### REQUEST
Exactly reproduce the entries, dropping any pictures from your copy.

### MATERIAL PROVIDED
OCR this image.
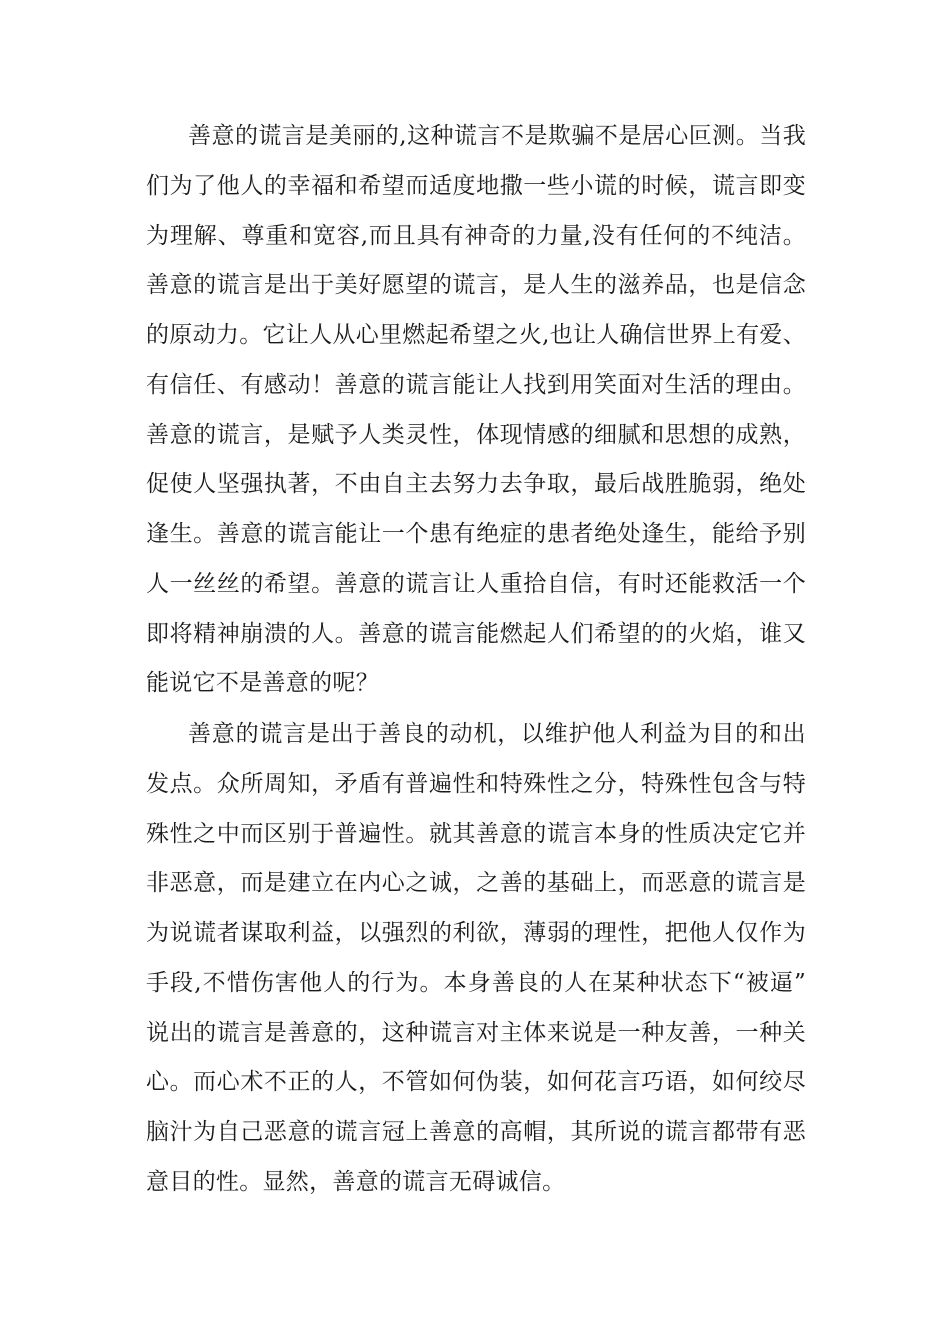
善意的谎言是美丽的,这种谎言不是欺骗不是居心叵测。当我
们为了他人的幸福和希望而适度地撒一些小谎的时候，谎言即变
为理解、尊重和宽容,而且具有神奇的力量,没有任何的不纯洁。
善意的谎言是出于美好愿望的谎言，是人生的滋养品，也是信念
的原动力。它让人从心里燃起希望之火,也让人确信世界上有爱、
有信任、有感动！善意的谎言能让人找到用笑面对生活的理由。
善意的谎言，是赋予人类灵性，体现情感的细腻和思想的成熟，
促使人坚强执著，不由自主去努力去争取，最后战胜脆弱，绝处
逢生。善意的谎言能让一个患有绝症的患者绝处逢生，能给予别
人一丝丝的希望。善意的谎言让人重拾自信，有时还能救活一个
即将精神崩溃的人。善意的谎言能燃起人们希望的的火焰，谁又
能说它不是善意的呢？
善意的谎言是出于善良的动机，以维护他人利益为目的和出
发点。众所周知，矛盾有普遍性和特殊性之分，特殊性包含与特
殊性之中而区别于普遍性。就其善意的谎言本身的性质决定它并
非恶意，而是建立在内心之诚，之善的基础上，而恶意的谎言是
为说谎者谋取利益，以强烈的利欲，薄弱的理性，把他人仅作为
手段,不惜伤害他人的行为。本身善良的人在某种状态下“被逼”
说出的谎言是善意的，这种谎言对主体来说是一种友善，一种关
心。而心术不正的人，不管如何伪装，如何花言巧语，如何绞尽
脑汁为自己恶意的谎言冠上善意的高帽，其所说的谎言都带有恶
意目的性。显然，善意的谎言无碍诚信。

### WORKED SOLUTION
OCR this image.
善意的谎言是美丽的,这种谎言不是欺骗不是居心叵测。当我
们为了他人的幸福和希望而适度地撒一些小谎的时候，谎言即变
为理解、尊重和宽容,而且具有神奇的力量,没有任何的不纯洁。
善意的谎言是出于美好愿望的谎言，是人生的滋养品，也是信念
的原动力。它让人从心里燃起希望之火,也让人确信世界上有爱、
有信任、有感动！善意的谎言能让人找到用笑面对生活的理由。
善意的谎言，是赋予人类灵性，体现情感的细腻和思想的成熟，
促使人坚强执著，不由自主去努力去争取，最后战胜脆弱，绝处
逢生。善意的谎言能让一个患有绝症的患者绝处逢生，能给予别
人一丝丝的希望。善意的谎言让人重拾自信，有时还能救活一个
即将精神崩溃的人。善意的谎言能燃起人们希望的的火焰，谁又
能说它不是善意的呢？
善意的谎言是出于善良的动机，以维护他人利益为目的和出
发点。众所周知，矛盾有普遍性和特殊性之分，特殊性包含与特
殊性之中而区别于普遍性。就其善意的谎言本身的性质决定它并
非恶意，而是建立在内心之诚，之善的基础上，而恶意的谎言是
为说谎者谋取利益，以强烈的利欲，薄弱的理性，把他人仅作为
手段,不惜伤害他人的行为。本身善良的人在某种状态下“被逼”
说出的谎言是善意的，这种谎言对主体来说是一种友善，一种关
心。而心术不正的人，不管如何伪装，如何花言巧语，如何绞尽
脑汁为自己恶意的谎言冠上善意的高帽，其所说的谎言都带有恶
意目的性。显然，善意的谎言无碍诚信。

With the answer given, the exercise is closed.